__Exercise description__:
Only the number is wanted: how many lines hold the word "friends"?

[Saved entries]
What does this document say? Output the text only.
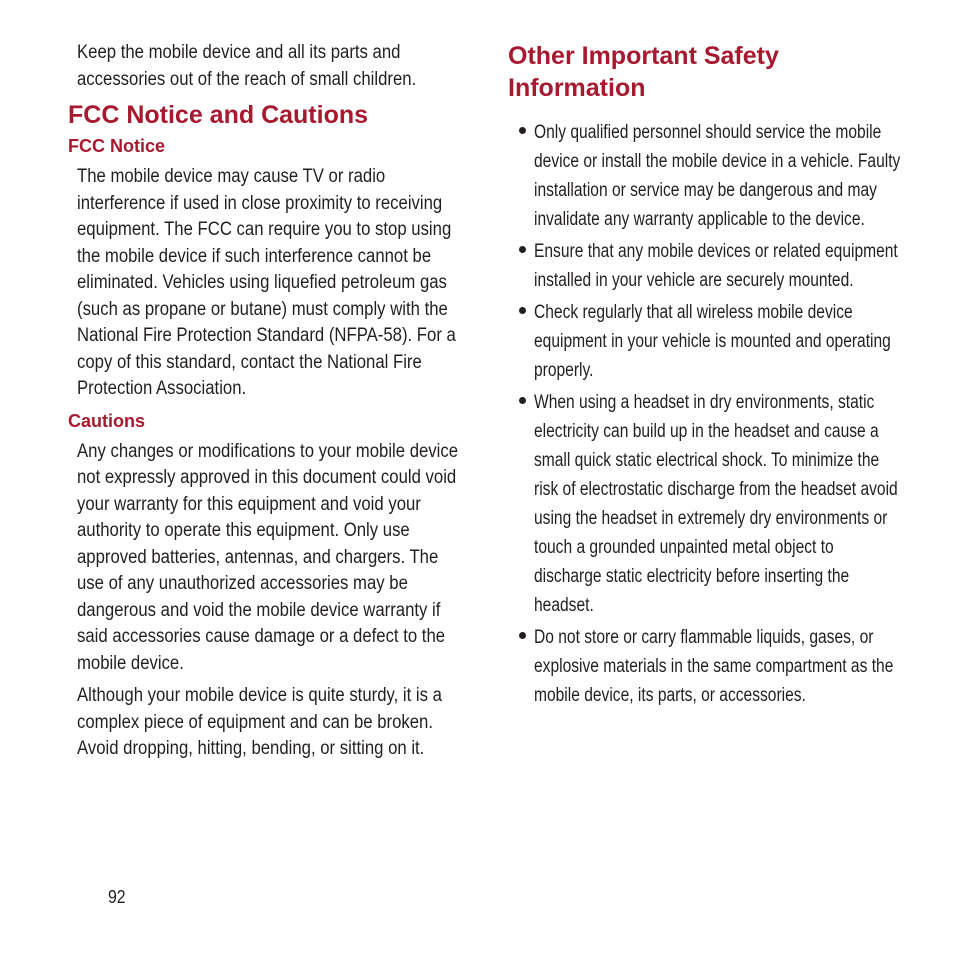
Keep the mobile device and all its parts and accessories out of the reach of small children.

FCC Notice and Cautions
FCC Notice

The mobile device may cause TV or radio interference if used in close proximity to receiving equipment. The FCC can require you to stop using the mobile device if such interference cannot be eliminated. Vehicles using liquefied petroleum gas (such as propane or butane) must comply with the National Fire Protection Standard (NFPA-58). For a copy of this standard, contact the National Fire Protection Association.

Cautions

Any changes or modifications to your mobile device not expressly approved in this document could void your warranty for this equipment and void your authority to operate this equipment. Only use approved batteries, antennas, and chargers. The use of any unauthorized accessories may be dangerous and void the mobile device warranty if said accessories cause damage or a defect to the mobile device.

Although your mobile device is quite sturdy, it is a complex piece of equipment and can be broken. Avoid dropping, hitting, bending, or sitting on it.

Other Important Safety
Information
Only qualified personnel should service the mobile device or install the mobile device in a vehicle. Faulty installation or service may be dangerous and may invalidate any warranty applicable to the device.
Ensure that any mobile devices or related equipment installed in your vehicle are securely mounted.
Check regularly that all wireless mobile device equipment in your vehicle is mounted and operating properly.
When using a headset in dry environments, static electricity can build up in the headset and cause a small quick static electrical shock. To minimize the risk of electrostatic discharge from the headset avoid using the headset in extremely dry environments or touch a grounded unpainted metal object to discharge static electricity before inserting the headset.
Do not store or carry flammable liquids, gases, or explosive materials in the same compartment as the mobile device, its parts, or accessories.
92
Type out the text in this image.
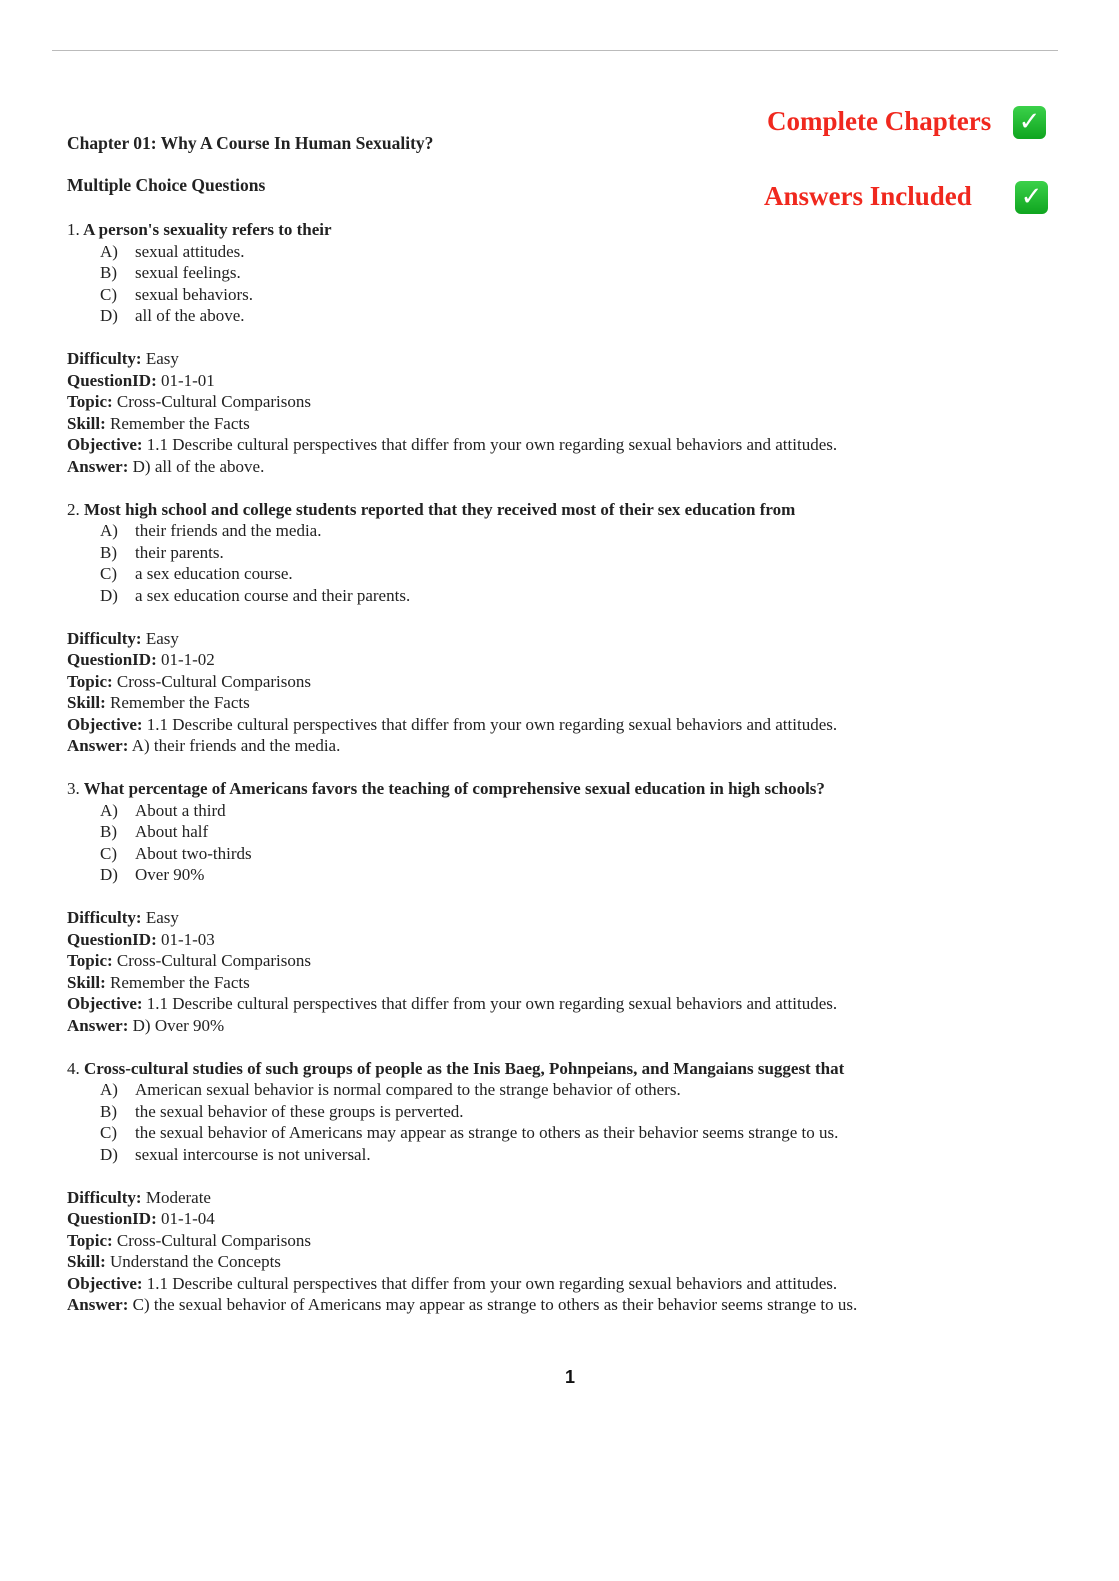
Chapter 01: Why A Course In Human Sexuality?
Multiple Choice Questions
Complete Chapters ✓
Answers Included ✓
1. A person's sexuality refers to their
A)	sexual attitudes.
B)	sexual feelings.
C)	sexual behaviors.
D)	all of the above.
Difficulty: Easy
QuestionID: 01-1-01
Topic: Cross-Cultural Comparisons
Skill: Remember the Facts
Objective: 1.1 Describe cultural perspectives that differ from your own regarding sexual behaviors and attitudes.
Answer: D) all of the above.
2. Most high school and college students reported that they received most of their sex education from
A)	their friends and the media.
B)	their parents.
C)	a sex education course.
D)	a sex education course and their parents.
Difficulty: Easy
QuestionID: 01-1-02
Topic: Cross-Cultural Comparisons
Skill: Remember the Facts
Objective: 1.1 Describe cultural perspectives that differ from your own regarding sexual behaviors and attitudes.
Answer: A) their friends and the media.
3. What percentage of Americans favors the teaching of comprehensive sexual education in high schools?
A)	About a third
B)	About half
C)	About two-thirds
D)	Over 90%
Difficulty: Easy
QuestionID: 01-1-03
Topic: Cross-Cultural Comparisons
Skill: Remember the Facts
Objective: 1.1 Describe cultural perspectives that differ from your own regarding sexual behaviors and attitudes.
Answer: D) Over 90%
4. Cross-cultural studies of such groups of people as the Inis Baeg, Pohnpeians, and Mangaians suggest that
A)	American sexual behavior is normal compared to the strange behavior of others.
B)	the sexual behavior of these groups is perverted.
C)	the sexual behavior of Americans may appear as strange to others as their behavior seems strange to us.
D)	sexual intercourse is not universal.
Difficulty: Moderate
QuestionID: 01-1-04
Topic: Cross-Cultural Comparisons
Skill: Understand the Concepts
Objective: 1.1 Describe cultural perspectives that differ from your own regarding sexual behaviors and attitudes.
Answer: C) the sexual behavior of Americans may appear as strange to others as their behavior seems strange to us.
1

__Output of the exercise__:
2